Material for this exercise:
-- Start --

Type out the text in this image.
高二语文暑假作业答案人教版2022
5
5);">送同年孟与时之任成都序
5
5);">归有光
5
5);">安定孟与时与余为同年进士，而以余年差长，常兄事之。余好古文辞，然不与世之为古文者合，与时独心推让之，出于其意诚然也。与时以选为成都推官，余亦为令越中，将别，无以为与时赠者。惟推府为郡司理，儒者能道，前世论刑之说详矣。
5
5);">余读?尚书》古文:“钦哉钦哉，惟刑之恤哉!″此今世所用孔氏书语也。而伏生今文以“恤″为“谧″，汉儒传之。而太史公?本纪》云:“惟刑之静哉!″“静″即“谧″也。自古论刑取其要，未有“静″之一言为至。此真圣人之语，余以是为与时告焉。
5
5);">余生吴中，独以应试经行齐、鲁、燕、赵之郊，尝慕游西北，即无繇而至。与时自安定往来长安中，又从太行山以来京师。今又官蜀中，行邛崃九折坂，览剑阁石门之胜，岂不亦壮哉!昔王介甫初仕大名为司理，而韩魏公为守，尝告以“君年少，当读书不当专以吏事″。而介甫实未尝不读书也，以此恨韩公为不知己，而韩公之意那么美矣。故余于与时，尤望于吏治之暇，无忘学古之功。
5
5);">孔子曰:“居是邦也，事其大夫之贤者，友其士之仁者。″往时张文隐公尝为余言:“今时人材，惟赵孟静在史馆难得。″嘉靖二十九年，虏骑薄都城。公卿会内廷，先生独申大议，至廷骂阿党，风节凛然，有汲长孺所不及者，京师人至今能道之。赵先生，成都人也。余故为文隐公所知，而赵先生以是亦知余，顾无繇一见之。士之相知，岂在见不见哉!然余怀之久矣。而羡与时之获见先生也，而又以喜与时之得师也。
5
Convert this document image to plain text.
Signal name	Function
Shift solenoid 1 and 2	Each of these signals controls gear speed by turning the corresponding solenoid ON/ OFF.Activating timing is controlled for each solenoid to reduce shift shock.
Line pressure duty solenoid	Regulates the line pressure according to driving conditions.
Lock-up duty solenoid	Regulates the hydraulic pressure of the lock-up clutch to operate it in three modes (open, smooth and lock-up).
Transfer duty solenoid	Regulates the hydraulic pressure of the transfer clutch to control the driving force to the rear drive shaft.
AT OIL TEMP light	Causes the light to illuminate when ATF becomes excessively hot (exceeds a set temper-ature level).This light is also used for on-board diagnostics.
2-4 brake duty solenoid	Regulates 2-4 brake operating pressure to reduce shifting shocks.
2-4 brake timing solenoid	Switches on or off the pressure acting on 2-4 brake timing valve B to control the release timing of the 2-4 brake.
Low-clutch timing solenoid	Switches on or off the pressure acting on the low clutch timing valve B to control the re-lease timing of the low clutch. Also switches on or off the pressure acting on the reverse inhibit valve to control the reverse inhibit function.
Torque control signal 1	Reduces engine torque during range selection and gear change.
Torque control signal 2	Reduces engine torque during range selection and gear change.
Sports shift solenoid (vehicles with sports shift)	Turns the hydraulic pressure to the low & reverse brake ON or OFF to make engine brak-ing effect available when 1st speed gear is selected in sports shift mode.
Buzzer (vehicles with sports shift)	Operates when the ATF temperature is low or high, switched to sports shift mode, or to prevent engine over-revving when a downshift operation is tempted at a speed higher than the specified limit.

-- End --

What you should do:
Return the whole listing exactly, with every line included.

Finished exercise:
Type out the text in this image.
高二语文暑假作业答案人教版2022
5
5);">送同年孟与时之任成都序
5
5);">归有光
5
5);">安定孟与时与余为同年进士，而以余年差长，常兄事之。余好古文辞，然不与世之为古文者合，与时独心推让之，出于其意诚然也。与时以选为成都推官，余亦为令越中，将别，无以为与时赠者。惟推府为郡司理，儒者能道，前世论刑之说详矣。
5
5);">余读?尚书》古文:“钦哉钦哉，惟刑之恤哉!″此今世所用孔氏书语也。而伏生今文以“恤″为“谧″，汉儒传之。而太史公?本纪》云:“惟刑之静哉!″“静″即“谧″也。自古论刑取其要，未有“静″之一言为至。此真圣人之语，余以是为与时告焉。
5
5);">余生吴中，独以应试经行齐、鲁、燕、赵之郊，尝慕游西北，即无繇而至。与时自安定往来长安中，又从太行山以来京师。今又官蜀中，行邛崃九折坂，览剑阁石门之胜，岂不亦壮哉!昔王介甫初仕大名为司理，而韩魏公为守，尝告以“君年少，当读书不当专以吏事″。而介甫实未尝不读书也，以此恨韩公为不知己，而韩公之意那么美矣。故余于与时，尤望于吏治之暇，无忘学古之功。
5
5);">孔子曰:“居是邦也，事其大夫之贤者，友其士之仁者。″往时张文隐公尝为余言:“今时人材，惟赵孟静在史馆难得。″嘉靖二十九年，虏骑薄都城。公卿会内廷，先生独申大议，至廷骂阿党，风节凛然，有汲长孺所不及者，京师人至今能道之。赵先生，成都人也。余故为文隐公所知，而赵先生以是亦知余，顾无繇一见之。士之相知，岂在见不见哉!然余怀之久矣。而羡与时之获见先生也，而又以喜与时之得师也。
5
Convert this document image to plain text.
Signal name	Function
Shift solenoid 1 and 2	Each of these signals controls gear speed by turning the corresponding solenoid ON/ OFF.Activating timing is controlled for each solenoid to reduce shift shock.
Line pressure duty solenoid	Regulates the line pressure according to driving conditions.
Lock-up duty solenoid	Regulates the hydraulic pressure of the lock-up clutch to operate it in three modes (open, smooth and lock-up).
Transfer duty solenoid	Regulates the hydraulic pressure of the transfer clutch to control the driving force to the rear drive shaft.
AT OIL TEMP light	Causes the light to illuminate when ATF becomes excessively hot (exceeds a set temper-ature level).This light is also used for on-board diagnostics.
2-4 brake duty solenoid	Regulates 2-4 brake operating pressure to reduce shifting shocks.
2-4 brake timing solenoid	Switches on or off the pressure acting on 2-4 brake timing valve B to control the release timing of the 2-4 brake.
Low-clutch timing solenoid	Switches on or off the pressure acting on the low clutch timing valve B to control the re-lease timing of the low clutch. Also switches on or off the pressure acting on the reverse inhibit valve to control the reverse inhibit function.
Torque control signal 1	Reduces engine torque during range selection and gear change.
Torque control signal 2	Reduces engine torque during range selection and gear change.
Sports shift solenoid (vehicles with sports shift)	Turns the hydraulic pressure to the low & reverse brake ON or OFF to make engine brak-ing effect available when 1st speed gear is selected in sports shift mode.
Buzzer (vehicles with sports shift)	Operates when the ATF temperature is low or high, switched to sports shift mode, or to prevent engine over-revving when a downshift operation is tempted at a speed higher than the specified limit.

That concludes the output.